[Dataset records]
——————

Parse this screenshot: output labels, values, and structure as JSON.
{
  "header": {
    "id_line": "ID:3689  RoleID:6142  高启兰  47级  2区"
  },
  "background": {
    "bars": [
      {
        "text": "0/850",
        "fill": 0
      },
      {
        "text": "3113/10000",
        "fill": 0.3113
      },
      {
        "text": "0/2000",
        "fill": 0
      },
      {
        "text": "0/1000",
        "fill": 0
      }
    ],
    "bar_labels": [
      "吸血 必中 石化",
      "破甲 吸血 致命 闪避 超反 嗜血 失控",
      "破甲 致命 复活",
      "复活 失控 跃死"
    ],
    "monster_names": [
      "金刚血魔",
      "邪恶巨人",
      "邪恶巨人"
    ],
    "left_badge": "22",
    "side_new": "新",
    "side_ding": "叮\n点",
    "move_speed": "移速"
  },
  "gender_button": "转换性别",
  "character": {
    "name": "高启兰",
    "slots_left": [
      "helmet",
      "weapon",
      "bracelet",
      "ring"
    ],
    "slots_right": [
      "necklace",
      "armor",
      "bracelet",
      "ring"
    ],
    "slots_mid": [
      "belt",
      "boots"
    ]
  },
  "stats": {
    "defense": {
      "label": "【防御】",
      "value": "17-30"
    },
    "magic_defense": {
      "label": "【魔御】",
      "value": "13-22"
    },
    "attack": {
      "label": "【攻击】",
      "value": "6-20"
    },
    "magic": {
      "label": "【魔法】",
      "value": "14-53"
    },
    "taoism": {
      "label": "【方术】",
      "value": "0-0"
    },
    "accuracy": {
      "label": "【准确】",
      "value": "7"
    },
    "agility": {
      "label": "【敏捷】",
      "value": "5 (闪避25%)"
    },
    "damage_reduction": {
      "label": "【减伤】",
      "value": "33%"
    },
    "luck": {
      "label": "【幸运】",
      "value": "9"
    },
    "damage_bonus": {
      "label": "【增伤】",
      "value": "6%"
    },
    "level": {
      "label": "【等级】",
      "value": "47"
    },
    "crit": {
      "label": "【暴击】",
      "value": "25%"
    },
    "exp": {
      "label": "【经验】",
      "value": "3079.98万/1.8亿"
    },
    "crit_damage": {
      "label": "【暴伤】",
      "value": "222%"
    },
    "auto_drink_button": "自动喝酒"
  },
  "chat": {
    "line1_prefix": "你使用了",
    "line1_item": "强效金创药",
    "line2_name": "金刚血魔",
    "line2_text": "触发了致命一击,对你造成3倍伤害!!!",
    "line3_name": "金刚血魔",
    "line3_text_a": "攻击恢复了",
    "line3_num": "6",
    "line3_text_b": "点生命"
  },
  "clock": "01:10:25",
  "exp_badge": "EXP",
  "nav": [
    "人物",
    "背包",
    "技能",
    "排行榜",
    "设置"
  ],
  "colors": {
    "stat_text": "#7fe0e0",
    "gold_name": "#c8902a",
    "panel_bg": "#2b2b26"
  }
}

——————

CHALLENGE:
Go through the records above and retype each one exactly.

REPLY:
Parse this screenshot: output labels, values, and structure as JSON.
{
  "header": {
    "id_line": "ID:3689  RoleID:6142  高启兰  47级  2区"
  },
  "background": {
    "bars": [
      {
        "text": "0/850",
        "fill": 0
      },
      {
        "text": "3113/10000",
        "fill": 0.3113
      },
      {
        "text": "0/2000",
        "fill": 0
      },
      {
        "text": "0/1000",
        "fill": 0
      }
    ],
    "bar_labels": [
      "吸血 必中 石化",
      "破甲 吸血 致命 闪避 超反 嗜血 失控",
      "破甲 致命 复活",
      "复活 失控 跃死"
    ],
    "monster_names": [
      "金刚血魔",
      "邪恶巨人",
      "邪恶巨人"
    ],
    "left_badge": "22",
    "side_new": "新",
    "side_ding": "叮\n点",
    "move_speed": "移速"
  },
  "gender_button": "转换性别",
  "character": {
    "name": "高启兰",
    "slots_left": [
      "helmet",
      "weapon",
      "bracelet",
      "ring"
    ],
    "slots_right": [
      "necklace",
      "armor",
      "bracelet",
      "ring"
    ],
    "slots_mid": [
      "belt",
      "boots"
    ]
  },
  "stats": {
    "defense": {
      "label": "【防御】",
      "value": "17-30"
    },
    "magic_defense": {
      "label": "【魔御】",
      "value": "13-22"
    },
    "attack": {
      "label": "【攻击】",
      "value": "6-20"
    },
    "magic": {
      "label": "【魔法】",
      "value": "14-53"
    },
    "taoism": {
      "label": "【方术】",
      "value": "0-0"
    },
    "accuracy": {
      "label": "【准确】",
      "value": "7"
    },
    "agility": {
      "label": "【敏捷】",
      "value": "5 (闪避25%)"
    },
    "damage_reduction": {
      "label": "【减伤】",
      "value": "33%"
    },
    "luck": {
      "label": "【幸运】",
      "value": "9"
    },
    "damage_bonus": {
      "label": "【增伤】",
      "value": "6%"
    },
    "level": {
      "label": "【等级】",
      "value": "47"
    },
    "crit": {
      "label": "【暴击】",
      "value": "25%"
    },
    "exp": {
      "label": "【经验】",
      "value": "3079.98万/1.8亿"
    },
    "crit_damage": {
      "label": "【暴伤】",
      "value": "222%"
    },
    "auto_drink_button": "自动喝酒"
  },
  "chat": {
    "line1_prefix": "你使用了",
    "line1_item": "强效金创药",
    "line2_name": "金刚血魔",
    "line2_text": "触发了致命一击,对你造成3倍伤害!!!",
    "line3_name": "金刚血魔",
    "line3_text_a": "攻击恢复了",
    "line3_num": "6",
    "line3_text_b": "点生命"
  },
  "clock": "01:10:25",
  "exp_badge": "EXP",
  "nav": [
    "人物",
    "背包",
    "技能",
    "排行榜",
    "设置"
  ],
  "colors": {
    "stat_text": "#7fe0e0",
    "gold_name": "#c8902a",
    "panel_bg": "#2b2b26"
  }
}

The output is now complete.